• [Exercise prompt] Filter out all lines without the word "What" from the data below, please, and copy the rest.

[[ The input, beginning ]]

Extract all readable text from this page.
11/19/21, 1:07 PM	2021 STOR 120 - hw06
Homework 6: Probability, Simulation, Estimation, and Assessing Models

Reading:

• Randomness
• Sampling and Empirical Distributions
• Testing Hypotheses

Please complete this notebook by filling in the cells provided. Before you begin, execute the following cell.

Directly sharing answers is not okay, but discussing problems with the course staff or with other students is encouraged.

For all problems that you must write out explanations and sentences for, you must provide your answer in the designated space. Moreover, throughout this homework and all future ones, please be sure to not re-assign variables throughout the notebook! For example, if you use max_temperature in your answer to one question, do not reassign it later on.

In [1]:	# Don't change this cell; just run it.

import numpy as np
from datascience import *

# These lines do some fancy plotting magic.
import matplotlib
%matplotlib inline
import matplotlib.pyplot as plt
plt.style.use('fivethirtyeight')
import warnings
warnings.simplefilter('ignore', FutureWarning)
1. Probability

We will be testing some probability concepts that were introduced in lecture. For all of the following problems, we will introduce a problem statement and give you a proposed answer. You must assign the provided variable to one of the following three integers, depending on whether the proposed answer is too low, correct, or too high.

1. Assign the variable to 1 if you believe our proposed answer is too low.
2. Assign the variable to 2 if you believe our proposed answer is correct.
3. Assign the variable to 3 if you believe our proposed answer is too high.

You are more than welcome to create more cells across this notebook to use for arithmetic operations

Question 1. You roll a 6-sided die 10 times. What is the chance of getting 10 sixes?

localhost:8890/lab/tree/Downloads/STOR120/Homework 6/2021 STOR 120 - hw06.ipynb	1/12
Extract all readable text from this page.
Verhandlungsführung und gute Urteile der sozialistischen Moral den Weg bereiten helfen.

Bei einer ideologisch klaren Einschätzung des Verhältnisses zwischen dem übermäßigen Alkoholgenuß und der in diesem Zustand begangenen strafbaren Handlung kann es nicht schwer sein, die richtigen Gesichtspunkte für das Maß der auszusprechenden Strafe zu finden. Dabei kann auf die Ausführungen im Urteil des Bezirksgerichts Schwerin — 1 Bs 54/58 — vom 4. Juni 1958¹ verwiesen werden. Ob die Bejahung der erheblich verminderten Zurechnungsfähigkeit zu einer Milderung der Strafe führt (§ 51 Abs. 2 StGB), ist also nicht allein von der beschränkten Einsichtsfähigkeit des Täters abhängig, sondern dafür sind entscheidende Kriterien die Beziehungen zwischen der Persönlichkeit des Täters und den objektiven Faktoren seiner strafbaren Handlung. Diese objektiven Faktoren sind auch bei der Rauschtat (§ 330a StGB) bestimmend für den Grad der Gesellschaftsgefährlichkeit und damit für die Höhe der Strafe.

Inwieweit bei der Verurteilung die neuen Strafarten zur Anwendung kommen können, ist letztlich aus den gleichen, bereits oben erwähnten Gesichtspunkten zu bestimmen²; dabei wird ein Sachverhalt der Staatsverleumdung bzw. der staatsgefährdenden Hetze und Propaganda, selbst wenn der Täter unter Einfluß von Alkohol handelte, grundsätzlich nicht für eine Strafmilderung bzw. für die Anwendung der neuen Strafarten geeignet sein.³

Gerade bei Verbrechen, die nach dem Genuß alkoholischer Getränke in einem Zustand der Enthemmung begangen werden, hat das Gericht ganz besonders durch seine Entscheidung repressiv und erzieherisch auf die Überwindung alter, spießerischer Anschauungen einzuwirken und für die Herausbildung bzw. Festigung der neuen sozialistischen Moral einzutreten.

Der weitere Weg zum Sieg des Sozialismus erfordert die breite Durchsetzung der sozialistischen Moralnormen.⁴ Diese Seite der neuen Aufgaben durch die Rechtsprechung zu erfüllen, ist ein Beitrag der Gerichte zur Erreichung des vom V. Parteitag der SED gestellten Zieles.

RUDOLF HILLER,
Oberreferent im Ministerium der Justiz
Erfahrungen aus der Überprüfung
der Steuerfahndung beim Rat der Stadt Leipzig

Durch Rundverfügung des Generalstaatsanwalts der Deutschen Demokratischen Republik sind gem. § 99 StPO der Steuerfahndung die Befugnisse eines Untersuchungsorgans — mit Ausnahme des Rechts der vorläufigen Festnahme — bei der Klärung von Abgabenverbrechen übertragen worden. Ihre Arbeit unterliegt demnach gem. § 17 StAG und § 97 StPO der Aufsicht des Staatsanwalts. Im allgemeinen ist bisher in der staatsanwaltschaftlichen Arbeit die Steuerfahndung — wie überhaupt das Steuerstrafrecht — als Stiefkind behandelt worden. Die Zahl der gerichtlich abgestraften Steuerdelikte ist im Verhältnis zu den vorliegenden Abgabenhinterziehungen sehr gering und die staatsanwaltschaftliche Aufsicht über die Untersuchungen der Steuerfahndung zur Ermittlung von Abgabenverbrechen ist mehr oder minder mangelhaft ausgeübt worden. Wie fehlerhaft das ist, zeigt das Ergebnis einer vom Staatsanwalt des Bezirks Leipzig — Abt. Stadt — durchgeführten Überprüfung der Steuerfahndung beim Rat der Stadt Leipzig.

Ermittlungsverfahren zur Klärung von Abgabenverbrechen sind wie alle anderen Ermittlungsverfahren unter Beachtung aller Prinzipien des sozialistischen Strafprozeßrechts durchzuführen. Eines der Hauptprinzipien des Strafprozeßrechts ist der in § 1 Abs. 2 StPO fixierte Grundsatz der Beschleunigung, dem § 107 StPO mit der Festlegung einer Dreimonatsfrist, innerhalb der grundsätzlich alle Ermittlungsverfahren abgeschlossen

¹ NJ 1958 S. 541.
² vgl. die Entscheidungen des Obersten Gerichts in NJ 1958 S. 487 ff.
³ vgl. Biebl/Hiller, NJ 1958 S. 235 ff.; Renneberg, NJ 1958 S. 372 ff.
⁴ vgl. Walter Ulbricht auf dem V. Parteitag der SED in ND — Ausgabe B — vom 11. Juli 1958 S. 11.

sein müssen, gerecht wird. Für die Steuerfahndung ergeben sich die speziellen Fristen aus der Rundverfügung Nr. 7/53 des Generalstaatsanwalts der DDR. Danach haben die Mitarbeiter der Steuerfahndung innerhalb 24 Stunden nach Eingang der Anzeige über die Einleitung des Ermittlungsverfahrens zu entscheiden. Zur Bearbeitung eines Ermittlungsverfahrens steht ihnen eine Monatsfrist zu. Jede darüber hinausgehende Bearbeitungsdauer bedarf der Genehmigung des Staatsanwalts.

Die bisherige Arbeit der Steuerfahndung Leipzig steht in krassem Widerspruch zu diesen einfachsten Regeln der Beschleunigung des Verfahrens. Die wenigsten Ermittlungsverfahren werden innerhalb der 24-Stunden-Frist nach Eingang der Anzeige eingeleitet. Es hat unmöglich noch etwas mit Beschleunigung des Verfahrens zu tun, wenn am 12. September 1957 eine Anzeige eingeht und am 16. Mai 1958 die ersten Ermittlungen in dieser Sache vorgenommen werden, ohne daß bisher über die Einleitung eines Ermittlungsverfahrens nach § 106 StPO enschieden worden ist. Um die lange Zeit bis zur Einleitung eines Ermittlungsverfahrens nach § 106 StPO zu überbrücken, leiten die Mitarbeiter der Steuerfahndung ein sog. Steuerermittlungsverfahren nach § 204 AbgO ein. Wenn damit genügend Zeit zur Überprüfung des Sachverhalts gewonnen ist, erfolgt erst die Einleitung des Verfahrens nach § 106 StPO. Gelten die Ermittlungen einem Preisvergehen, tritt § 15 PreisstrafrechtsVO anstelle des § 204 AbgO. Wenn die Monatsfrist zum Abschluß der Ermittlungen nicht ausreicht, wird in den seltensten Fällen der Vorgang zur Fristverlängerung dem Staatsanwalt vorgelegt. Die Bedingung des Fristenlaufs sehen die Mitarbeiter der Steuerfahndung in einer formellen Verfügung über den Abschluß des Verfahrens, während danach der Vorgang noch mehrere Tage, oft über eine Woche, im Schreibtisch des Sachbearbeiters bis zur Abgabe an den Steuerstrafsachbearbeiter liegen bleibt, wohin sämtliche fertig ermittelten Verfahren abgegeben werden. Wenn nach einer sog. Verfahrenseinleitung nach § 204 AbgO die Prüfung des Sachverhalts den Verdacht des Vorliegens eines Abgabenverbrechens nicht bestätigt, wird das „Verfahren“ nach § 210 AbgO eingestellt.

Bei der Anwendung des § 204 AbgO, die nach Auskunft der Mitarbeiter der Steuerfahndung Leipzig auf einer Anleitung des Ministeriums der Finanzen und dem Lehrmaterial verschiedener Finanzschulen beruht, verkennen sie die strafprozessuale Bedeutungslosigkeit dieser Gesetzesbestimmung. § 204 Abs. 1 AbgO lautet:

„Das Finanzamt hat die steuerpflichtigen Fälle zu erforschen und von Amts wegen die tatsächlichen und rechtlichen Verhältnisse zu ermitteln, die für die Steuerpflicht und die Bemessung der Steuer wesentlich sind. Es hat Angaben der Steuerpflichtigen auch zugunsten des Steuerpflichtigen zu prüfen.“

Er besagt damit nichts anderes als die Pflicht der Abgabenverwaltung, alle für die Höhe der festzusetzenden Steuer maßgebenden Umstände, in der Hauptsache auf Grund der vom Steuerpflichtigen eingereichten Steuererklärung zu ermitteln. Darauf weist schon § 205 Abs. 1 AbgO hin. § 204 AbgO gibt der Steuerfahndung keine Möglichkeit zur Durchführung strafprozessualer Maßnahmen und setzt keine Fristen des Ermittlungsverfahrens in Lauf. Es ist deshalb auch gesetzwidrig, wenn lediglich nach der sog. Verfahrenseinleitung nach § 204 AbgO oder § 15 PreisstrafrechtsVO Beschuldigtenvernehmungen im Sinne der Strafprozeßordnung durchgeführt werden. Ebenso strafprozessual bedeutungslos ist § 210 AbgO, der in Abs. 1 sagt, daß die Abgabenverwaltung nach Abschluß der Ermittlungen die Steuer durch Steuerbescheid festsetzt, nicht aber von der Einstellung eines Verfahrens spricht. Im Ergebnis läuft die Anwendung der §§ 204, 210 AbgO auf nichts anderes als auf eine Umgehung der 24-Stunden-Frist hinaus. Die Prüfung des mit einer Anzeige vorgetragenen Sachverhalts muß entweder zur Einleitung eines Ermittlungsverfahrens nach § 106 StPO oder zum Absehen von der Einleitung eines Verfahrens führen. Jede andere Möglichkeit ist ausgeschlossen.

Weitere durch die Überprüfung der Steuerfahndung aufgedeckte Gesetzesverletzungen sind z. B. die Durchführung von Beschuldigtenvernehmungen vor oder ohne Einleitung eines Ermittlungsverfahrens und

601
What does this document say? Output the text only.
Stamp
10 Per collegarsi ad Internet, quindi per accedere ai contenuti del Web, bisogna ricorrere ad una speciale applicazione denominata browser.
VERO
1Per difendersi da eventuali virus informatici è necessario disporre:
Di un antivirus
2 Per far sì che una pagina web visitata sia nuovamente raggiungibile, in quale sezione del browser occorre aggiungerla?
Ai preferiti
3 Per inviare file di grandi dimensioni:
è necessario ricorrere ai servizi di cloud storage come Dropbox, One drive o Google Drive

[[ The input, end ]]

• [Solution to this exercise]
Question 1. You roll a 6-sided die 10 times. What is the chance of getting 10 sixes?
What does this document say? Output the text only.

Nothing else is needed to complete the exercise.